▸ **YOUR TASK**: Within the material below, find each line bearing the word "Revisions" and present it.

▸ **INFORMATION GIVEN**:
________________________

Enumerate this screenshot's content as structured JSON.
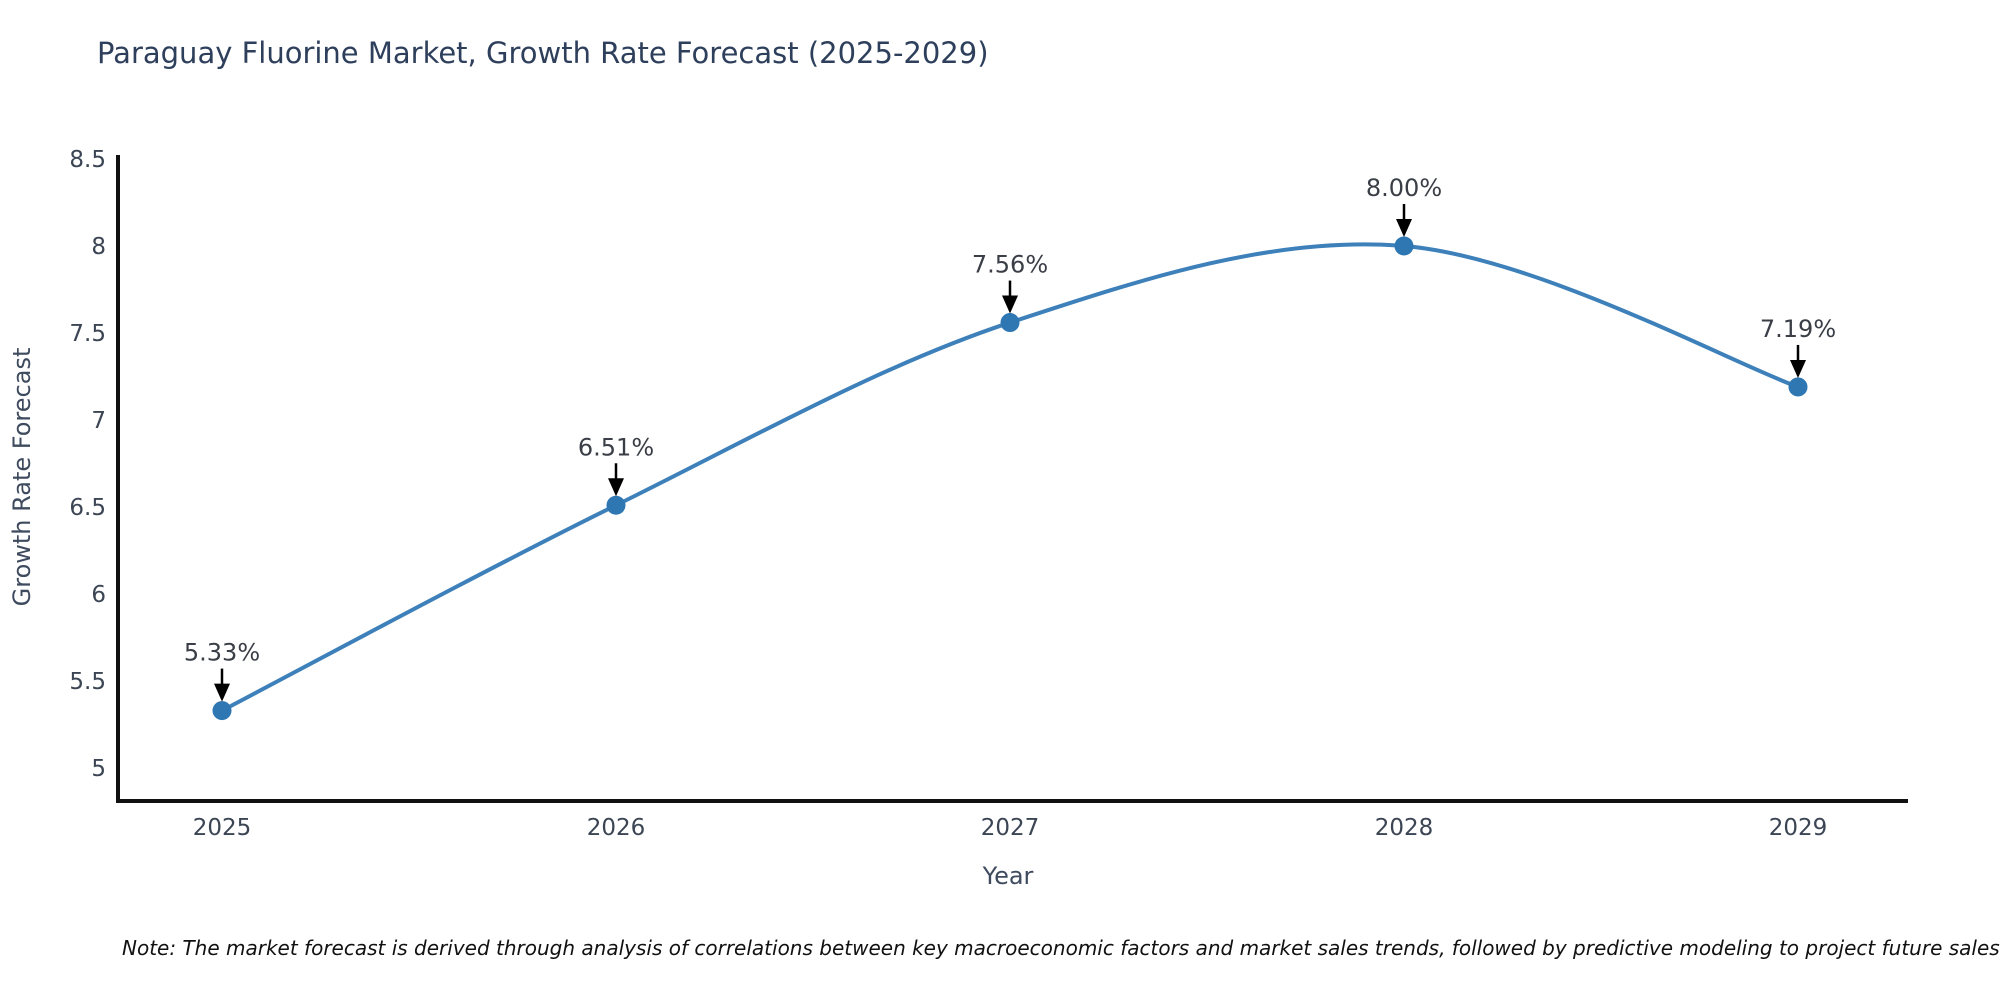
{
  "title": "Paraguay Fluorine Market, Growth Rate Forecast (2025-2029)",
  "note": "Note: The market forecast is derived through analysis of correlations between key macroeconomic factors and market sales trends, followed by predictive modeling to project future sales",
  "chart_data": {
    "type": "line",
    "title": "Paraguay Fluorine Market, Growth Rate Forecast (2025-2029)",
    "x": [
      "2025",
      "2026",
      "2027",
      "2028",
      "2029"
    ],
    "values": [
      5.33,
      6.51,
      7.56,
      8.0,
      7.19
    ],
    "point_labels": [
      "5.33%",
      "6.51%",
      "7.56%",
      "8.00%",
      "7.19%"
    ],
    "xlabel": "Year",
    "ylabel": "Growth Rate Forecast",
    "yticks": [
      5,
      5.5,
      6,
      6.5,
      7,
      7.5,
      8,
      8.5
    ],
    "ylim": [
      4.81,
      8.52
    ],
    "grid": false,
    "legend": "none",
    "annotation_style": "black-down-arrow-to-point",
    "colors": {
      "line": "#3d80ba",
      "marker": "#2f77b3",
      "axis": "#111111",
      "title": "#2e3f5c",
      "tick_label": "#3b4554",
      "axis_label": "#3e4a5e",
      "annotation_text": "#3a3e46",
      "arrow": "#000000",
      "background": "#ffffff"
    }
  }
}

________________________

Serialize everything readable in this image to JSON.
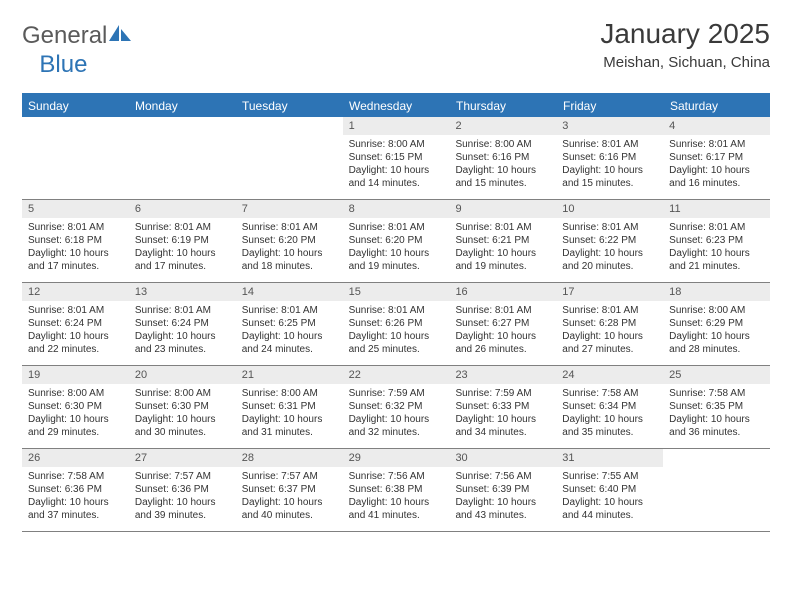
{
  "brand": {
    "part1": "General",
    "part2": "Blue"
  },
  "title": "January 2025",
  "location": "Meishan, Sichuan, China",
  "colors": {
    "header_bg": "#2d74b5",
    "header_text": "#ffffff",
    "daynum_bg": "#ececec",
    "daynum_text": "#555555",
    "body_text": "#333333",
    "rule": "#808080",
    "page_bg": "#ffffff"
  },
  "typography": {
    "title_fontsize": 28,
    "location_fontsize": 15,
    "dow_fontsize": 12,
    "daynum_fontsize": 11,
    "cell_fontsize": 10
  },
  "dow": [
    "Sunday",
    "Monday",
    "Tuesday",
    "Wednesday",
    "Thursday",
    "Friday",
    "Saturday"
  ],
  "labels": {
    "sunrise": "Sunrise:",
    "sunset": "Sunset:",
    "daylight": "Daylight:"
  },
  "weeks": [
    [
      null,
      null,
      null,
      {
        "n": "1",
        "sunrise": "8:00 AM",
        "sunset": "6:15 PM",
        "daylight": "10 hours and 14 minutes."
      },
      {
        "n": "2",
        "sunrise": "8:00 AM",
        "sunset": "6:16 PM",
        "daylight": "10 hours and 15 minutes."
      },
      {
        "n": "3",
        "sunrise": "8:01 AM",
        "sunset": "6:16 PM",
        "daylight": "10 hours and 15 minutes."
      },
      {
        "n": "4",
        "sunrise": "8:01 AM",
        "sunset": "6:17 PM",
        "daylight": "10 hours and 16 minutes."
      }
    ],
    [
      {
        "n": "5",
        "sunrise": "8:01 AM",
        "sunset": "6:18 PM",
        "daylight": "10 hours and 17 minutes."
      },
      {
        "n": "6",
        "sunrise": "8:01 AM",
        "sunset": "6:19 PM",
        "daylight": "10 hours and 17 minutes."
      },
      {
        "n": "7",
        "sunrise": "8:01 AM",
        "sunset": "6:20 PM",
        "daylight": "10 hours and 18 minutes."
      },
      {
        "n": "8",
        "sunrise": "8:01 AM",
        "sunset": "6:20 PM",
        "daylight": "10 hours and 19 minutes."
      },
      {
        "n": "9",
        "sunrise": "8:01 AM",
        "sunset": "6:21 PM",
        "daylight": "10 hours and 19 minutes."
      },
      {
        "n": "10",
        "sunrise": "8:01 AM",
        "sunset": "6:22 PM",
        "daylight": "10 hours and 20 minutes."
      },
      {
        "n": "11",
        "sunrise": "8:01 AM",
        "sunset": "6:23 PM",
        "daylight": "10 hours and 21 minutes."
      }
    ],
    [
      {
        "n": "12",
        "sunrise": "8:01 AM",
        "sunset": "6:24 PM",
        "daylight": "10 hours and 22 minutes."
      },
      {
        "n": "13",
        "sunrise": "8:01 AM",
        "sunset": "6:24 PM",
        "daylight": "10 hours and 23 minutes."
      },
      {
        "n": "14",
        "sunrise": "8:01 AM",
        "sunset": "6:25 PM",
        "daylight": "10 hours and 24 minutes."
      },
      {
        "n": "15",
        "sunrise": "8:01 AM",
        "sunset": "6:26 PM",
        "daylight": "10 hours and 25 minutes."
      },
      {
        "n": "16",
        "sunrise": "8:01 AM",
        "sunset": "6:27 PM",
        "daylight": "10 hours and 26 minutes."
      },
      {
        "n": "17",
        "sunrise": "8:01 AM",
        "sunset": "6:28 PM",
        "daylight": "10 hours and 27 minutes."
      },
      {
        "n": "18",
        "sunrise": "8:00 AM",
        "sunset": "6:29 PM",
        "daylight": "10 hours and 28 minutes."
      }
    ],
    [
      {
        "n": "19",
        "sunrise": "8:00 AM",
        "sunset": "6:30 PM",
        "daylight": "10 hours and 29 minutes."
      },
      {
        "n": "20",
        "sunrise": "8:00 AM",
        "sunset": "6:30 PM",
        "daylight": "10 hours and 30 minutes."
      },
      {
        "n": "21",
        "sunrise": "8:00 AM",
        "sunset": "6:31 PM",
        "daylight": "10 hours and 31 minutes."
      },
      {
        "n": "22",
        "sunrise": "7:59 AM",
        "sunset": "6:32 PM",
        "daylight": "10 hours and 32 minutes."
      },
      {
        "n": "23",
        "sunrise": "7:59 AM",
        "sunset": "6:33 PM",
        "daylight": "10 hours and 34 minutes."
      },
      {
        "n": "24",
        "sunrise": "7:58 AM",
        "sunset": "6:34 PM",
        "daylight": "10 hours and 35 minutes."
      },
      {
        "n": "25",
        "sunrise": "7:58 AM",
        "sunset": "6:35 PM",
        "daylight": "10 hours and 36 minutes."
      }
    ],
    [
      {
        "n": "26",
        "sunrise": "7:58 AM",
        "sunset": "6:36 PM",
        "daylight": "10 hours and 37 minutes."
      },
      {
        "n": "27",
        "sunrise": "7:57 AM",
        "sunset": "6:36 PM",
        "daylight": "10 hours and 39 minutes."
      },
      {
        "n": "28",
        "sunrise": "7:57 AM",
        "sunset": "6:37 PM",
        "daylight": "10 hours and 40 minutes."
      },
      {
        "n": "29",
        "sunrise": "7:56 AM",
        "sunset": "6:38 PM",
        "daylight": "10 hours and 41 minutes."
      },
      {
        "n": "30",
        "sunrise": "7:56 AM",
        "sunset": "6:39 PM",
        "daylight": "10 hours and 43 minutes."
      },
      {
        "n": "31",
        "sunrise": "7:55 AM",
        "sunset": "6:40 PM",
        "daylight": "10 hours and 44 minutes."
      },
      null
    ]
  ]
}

________________________

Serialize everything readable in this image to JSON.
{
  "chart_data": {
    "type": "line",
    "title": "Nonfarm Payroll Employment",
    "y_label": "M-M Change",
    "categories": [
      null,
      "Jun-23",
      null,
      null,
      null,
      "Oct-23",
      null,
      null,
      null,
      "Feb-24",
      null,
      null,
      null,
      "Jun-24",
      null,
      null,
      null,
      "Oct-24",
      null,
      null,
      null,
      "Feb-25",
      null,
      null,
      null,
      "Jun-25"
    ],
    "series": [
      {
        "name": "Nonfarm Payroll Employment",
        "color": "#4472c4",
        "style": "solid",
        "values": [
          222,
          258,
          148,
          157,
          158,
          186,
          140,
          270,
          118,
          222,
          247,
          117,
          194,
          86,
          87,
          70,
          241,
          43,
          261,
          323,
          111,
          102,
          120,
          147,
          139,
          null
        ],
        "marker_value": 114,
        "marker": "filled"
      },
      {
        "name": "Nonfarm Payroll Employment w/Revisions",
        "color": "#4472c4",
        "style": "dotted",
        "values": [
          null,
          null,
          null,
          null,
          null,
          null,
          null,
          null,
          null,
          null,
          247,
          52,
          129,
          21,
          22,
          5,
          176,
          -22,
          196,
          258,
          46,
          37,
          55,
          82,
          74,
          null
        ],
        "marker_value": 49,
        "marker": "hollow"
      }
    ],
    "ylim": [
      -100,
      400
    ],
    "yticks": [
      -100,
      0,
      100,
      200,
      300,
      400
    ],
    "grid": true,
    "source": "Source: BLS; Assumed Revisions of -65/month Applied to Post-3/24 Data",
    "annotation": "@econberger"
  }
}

________________________

▸ **SOLVED EXERCISE**:
        "name": "Nonfarm Payroll Employment w/Revisions",
    "source": "Source: BLS; Assumed Revisions of -65/month Applied to Post-3/24 Data",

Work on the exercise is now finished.